## The request
Reproduce every line in the listing that contains the word "ALTER".

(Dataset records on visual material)
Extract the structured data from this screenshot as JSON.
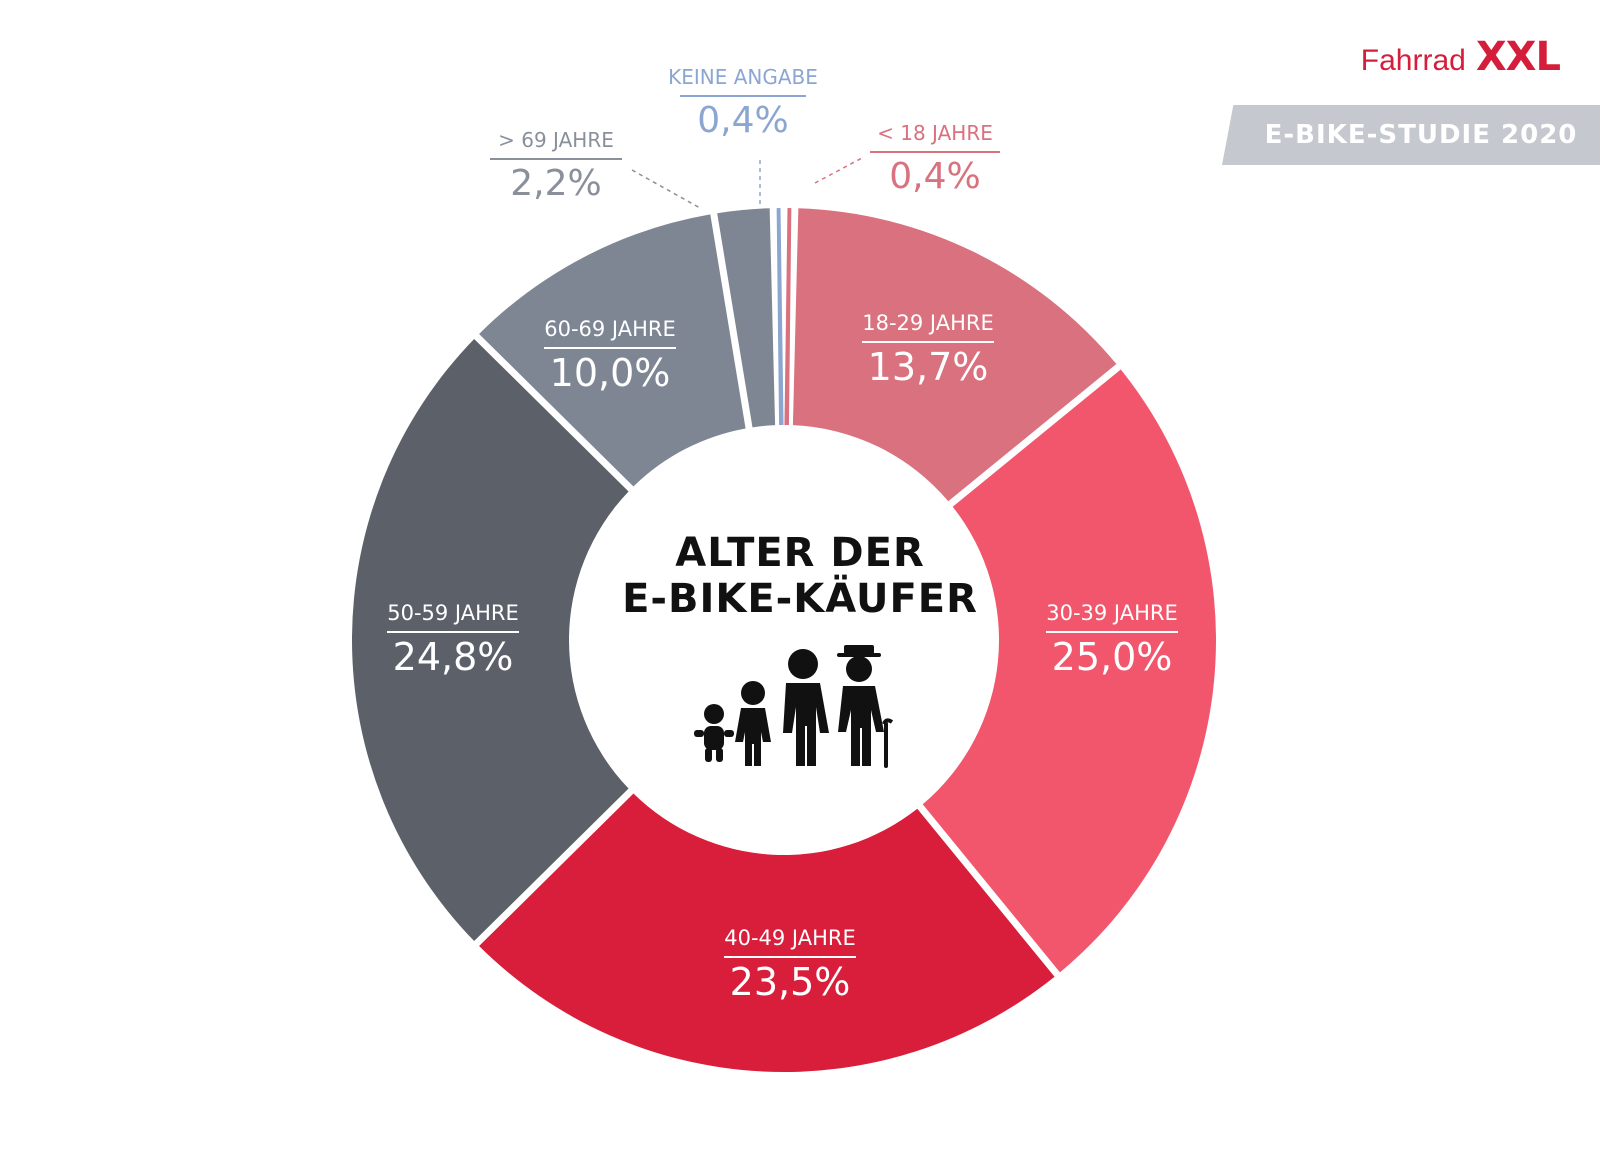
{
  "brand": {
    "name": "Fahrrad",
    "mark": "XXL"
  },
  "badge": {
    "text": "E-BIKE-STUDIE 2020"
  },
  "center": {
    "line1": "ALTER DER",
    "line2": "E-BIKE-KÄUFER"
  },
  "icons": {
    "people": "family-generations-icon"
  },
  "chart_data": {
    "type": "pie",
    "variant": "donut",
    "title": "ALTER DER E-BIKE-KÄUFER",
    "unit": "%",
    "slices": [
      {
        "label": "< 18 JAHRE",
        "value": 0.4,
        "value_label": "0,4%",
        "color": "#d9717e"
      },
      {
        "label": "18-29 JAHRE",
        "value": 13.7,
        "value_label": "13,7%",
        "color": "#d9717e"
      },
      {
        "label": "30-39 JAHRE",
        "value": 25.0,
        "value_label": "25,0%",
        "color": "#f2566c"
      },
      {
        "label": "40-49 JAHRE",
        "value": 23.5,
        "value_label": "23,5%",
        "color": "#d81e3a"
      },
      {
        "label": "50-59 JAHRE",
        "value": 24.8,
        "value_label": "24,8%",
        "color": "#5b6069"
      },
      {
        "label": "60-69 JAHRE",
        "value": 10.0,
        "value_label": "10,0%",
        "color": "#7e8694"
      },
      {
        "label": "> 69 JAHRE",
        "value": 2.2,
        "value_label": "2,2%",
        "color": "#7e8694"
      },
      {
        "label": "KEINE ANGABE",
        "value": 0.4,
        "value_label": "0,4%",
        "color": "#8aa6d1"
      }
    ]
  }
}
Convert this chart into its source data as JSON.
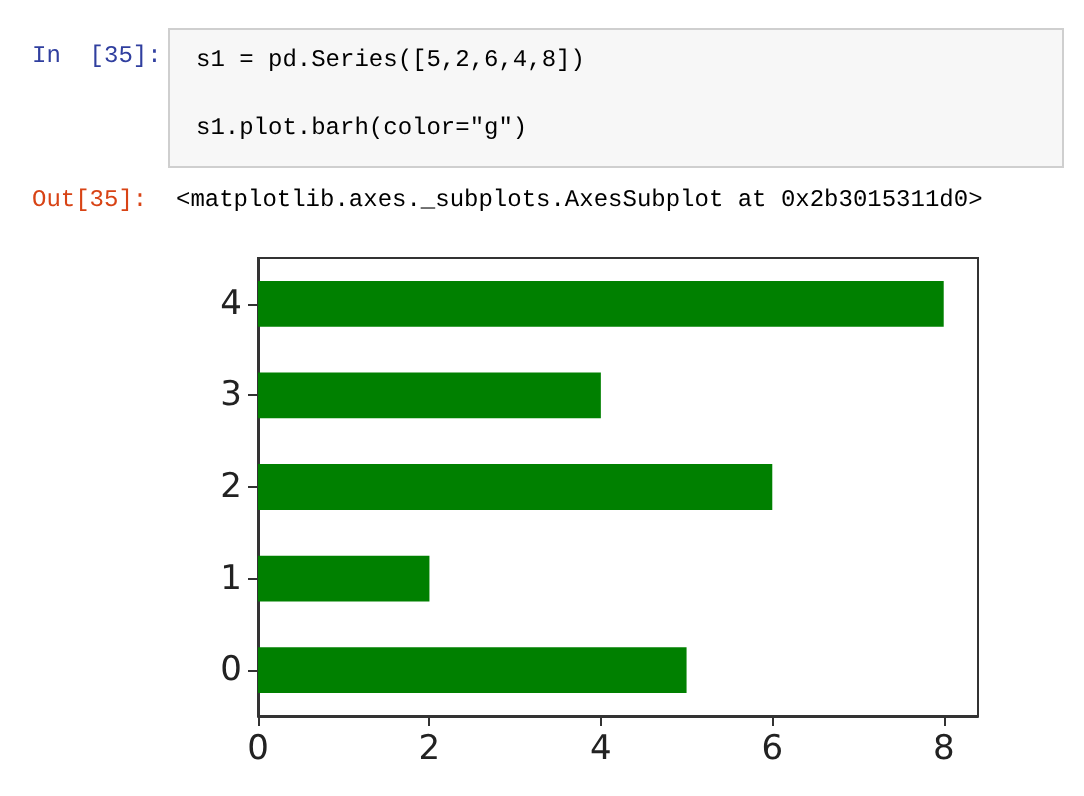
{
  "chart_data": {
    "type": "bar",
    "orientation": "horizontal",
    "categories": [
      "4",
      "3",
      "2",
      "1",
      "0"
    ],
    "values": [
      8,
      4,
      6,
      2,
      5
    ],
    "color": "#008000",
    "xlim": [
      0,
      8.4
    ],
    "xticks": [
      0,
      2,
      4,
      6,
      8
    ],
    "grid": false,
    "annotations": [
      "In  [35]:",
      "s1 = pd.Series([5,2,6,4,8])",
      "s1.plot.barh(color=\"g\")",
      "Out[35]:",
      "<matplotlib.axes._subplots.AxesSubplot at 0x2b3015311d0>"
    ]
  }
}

## Answer for this exercise
    "line1": "ALTER DER",
    "title": "ALTER DER E-BIKE-KÄUFER",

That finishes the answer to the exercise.